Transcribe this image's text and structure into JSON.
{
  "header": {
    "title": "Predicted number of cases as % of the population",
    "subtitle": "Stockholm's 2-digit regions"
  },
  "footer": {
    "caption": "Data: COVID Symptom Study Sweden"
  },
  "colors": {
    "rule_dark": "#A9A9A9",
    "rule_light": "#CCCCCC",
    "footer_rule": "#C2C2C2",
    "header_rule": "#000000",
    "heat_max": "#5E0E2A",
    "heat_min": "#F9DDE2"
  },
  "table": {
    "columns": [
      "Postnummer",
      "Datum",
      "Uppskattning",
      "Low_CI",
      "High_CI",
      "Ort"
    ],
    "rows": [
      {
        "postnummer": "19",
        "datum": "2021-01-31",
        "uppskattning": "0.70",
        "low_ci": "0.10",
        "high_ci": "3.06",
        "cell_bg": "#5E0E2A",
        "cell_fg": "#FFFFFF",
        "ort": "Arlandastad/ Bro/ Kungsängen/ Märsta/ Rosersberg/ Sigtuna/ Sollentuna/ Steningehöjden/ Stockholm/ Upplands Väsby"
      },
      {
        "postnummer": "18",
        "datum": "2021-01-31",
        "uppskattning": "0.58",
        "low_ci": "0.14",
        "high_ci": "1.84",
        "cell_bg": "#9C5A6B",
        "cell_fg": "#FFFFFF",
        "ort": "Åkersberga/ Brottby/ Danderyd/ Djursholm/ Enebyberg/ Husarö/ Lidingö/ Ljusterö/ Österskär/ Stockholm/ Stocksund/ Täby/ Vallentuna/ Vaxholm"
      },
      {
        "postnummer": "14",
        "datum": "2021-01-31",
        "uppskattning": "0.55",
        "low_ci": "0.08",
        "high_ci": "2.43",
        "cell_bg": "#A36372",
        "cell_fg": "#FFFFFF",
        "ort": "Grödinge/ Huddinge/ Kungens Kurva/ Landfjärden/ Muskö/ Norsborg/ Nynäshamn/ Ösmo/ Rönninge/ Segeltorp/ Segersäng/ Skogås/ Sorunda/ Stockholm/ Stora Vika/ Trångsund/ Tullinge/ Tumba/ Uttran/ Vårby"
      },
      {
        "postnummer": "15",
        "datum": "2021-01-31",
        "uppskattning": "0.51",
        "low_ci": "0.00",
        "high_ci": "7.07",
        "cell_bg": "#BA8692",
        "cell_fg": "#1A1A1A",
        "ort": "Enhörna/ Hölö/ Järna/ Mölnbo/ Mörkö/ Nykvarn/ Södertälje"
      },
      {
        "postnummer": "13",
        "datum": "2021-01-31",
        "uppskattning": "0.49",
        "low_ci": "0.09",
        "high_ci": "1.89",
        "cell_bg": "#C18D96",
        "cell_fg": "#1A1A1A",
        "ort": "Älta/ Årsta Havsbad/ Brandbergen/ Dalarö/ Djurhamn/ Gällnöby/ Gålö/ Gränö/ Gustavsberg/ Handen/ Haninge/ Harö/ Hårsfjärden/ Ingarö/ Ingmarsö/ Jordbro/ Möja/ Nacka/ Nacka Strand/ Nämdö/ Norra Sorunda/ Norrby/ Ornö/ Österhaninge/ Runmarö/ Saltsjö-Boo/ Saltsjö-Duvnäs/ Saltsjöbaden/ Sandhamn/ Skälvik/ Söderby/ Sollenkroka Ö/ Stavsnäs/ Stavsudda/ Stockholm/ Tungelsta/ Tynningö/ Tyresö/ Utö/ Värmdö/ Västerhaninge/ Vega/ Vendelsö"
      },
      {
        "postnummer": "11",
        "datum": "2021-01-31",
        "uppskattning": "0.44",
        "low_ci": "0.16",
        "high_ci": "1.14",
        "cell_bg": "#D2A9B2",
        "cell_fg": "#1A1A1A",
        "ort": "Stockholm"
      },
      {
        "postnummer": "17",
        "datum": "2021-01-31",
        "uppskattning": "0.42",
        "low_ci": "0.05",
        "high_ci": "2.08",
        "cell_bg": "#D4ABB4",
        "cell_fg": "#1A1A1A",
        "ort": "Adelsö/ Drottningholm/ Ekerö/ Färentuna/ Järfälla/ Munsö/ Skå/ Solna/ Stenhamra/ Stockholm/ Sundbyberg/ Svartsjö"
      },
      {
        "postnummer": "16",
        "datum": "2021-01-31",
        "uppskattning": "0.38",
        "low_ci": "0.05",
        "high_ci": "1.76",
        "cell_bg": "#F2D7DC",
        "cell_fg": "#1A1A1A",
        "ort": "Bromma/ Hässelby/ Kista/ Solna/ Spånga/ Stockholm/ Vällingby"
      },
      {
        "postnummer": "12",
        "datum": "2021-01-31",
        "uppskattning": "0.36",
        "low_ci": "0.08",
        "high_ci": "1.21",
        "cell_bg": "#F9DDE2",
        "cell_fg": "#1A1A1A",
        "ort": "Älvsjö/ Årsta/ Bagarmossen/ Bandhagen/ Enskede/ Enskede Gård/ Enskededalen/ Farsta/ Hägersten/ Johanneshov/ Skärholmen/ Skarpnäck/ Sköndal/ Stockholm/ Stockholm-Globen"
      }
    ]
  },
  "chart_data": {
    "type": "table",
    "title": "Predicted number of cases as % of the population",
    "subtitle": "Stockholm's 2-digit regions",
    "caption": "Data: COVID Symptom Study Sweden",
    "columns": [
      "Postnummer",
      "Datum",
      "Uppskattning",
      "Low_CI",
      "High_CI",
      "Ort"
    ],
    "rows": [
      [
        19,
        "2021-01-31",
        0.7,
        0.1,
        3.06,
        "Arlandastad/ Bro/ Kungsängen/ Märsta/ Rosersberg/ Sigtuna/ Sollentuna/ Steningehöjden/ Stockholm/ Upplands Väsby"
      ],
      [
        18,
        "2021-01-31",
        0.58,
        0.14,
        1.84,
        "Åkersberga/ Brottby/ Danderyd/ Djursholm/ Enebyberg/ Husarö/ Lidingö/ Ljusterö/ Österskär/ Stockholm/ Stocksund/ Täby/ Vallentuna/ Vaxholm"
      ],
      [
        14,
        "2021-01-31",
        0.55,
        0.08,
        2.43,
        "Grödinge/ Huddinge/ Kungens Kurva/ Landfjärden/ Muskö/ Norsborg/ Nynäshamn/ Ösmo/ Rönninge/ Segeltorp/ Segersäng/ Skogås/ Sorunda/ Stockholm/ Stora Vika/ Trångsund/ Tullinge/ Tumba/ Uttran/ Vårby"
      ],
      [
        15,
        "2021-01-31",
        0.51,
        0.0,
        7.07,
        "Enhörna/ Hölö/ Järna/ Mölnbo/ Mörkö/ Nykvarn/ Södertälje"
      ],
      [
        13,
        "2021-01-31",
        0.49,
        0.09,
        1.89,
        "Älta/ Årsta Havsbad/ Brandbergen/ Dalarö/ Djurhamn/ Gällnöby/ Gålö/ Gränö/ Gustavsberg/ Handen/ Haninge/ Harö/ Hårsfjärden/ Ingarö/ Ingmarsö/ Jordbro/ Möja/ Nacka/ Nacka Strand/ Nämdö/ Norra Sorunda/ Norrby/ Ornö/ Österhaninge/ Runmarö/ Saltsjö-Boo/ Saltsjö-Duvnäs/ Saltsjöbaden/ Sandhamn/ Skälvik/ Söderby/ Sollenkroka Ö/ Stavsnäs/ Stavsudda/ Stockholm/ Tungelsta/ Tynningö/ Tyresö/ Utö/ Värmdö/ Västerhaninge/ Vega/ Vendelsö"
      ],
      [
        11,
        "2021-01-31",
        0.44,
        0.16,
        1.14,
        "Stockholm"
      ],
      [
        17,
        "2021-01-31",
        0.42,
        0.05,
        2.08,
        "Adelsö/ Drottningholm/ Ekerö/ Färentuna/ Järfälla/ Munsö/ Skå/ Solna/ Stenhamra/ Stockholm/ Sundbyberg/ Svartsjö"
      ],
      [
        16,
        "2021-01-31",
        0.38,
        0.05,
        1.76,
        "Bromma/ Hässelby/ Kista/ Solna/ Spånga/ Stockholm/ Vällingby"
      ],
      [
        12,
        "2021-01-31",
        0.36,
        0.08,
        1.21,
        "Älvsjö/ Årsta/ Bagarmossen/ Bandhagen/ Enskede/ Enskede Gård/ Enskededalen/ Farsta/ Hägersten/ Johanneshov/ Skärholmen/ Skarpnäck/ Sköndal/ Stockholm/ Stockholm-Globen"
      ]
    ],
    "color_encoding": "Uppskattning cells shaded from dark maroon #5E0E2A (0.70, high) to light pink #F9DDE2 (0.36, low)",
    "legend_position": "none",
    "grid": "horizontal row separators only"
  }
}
* * *
» How to complete this task
Look through the entries above and report each line where the string "Farsta" occurs.

» Output below
        "ort": "Älvsjö/ Årsta/ Bagarmossen/ Bandhagen/ Enskede/ Enskede Gård/ Enskededalen/ Farsta/ Hägersten/ Johanneshov/ Skärholmen/ Skarpnäck/ Sköndal/ Stockholm/ Stockholm-Globen"
        "Älvsjö/ Årsta/ Bagarmossen/ Bandhagen/ Enskede/ Enskede Gård/ Enskededalen/ Farsta/ Hägersten/ Johanneshov/ Skärholmen/ Skarpnäck/ Sköndal/ Stockholm/ Stockholm-Globen"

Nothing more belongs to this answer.